**WHAT TO DO:** Provide nothing but the number of lines containing the string "Sales".

***** RECORDS FOR THIS TASK *****

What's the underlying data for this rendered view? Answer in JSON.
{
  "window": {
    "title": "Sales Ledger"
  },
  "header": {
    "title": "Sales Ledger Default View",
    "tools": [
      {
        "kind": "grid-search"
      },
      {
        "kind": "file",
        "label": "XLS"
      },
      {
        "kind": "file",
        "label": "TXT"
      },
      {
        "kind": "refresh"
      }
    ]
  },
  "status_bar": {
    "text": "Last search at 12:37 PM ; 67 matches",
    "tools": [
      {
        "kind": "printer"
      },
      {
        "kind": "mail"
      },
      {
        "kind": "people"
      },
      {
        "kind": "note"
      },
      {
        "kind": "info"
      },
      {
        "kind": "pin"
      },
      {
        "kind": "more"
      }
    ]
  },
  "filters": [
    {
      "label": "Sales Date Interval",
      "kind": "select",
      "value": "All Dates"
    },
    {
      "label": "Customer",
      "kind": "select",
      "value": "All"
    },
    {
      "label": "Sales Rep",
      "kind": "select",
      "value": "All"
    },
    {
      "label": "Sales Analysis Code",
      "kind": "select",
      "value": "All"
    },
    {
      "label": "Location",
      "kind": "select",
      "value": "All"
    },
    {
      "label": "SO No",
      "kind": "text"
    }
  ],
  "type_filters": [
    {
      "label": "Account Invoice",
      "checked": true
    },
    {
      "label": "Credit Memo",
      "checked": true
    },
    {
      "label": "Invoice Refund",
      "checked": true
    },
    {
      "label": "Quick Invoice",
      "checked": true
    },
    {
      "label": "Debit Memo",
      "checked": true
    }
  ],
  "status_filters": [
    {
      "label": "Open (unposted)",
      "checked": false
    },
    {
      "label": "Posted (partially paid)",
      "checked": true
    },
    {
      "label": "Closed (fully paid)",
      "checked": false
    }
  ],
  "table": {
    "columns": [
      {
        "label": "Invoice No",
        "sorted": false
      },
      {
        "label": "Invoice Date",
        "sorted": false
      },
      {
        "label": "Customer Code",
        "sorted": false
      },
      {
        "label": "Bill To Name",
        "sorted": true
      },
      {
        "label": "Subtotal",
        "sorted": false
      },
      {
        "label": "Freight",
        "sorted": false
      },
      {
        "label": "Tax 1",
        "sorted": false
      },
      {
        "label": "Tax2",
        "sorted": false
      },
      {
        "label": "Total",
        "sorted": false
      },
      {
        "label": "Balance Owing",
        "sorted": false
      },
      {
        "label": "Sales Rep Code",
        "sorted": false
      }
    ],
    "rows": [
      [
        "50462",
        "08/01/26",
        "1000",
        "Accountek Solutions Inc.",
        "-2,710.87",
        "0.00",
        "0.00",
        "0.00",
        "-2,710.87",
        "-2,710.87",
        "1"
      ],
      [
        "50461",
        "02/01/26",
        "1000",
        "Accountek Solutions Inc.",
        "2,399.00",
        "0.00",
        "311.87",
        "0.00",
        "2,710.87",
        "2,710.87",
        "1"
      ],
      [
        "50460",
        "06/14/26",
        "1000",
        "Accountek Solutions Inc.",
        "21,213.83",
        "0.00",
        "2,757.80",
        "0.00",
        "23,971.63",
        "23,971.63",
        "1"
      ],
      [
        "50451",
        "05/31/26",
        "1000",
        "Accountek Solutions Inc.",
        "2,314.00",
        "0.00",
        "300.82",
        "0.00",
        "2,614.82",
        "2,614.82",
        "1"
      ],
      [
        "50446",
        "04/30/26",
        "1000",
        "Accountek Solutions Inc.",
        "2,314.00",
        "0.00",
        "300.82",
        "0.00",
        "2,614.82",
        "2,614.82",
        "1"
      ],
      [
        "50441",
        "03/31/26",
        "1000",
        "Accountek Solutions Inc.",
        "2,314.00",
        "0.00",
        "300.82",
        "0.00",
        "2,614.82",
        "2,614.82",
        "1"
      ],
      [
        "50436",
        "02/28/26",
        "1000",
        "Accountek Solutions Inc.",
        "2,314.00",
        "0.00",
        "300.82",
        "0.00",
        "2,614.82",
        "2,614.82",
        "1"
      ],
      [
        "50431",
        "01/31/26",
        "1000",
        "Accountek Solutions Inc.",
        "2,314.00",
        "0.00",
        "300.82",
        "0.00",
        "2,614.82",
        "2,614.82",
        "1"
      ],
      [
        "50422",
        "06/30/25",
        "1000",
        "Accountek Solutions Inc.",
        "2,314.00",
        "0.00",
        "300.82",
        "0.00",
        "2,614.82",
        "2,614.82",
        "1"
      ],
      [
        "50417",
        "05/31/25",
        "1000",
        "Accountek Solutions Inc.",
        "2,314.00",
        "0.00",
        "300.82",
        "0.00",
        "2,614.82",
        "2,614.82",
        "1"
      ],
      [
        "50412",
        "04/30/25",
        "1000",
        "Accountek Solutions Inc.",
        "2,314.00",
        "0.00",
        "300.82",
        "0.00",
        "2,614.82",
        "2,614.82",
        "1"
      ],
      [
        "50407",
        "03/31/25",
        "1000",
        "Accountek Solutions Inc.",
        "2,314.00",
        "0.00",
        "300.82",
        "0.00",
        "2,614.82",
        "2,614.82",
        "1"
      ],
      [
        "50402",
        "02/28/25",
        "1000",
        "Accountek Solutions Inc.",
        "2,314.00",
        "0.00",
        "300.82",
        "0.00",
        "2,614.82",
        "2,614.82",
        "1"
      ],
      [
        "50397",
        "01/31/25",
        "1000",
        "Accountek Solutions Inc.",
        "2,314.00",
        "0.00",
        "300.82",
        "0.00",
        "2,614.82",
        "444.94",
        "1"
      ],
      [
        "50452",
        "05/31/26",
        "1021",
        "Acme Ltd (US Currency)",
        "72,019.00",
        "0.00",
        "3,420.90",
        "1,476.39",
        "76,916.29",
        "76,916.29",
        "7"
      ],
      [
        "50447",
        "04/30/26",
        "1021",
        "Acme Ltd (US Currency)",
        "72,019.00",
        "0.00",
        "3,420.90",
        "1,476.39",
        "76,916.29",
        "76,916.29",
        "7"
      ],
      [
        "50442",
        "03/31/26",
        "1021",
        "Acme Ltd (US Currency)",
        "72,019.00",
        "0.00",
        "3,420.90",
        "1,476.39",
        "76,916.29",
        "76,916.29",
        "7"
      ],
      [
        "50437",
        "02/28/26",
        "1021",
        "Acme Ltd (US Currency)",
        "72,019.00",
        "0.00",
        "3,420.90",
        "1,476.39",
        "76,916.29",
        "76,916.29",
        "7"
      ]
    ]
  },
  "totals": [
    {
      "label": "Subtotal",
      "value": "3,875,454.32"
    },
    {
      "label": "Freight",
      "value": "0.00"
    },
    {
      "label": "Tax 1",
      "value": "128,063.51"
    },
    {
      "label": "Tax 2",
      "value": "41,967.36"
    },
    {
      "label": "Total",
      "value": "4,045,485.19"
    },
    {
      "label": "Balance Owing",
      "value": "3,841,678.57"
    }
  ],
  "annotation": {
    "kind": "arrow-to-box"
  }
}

*****

**RESPONSE FOR THIS EXERCISE:** 6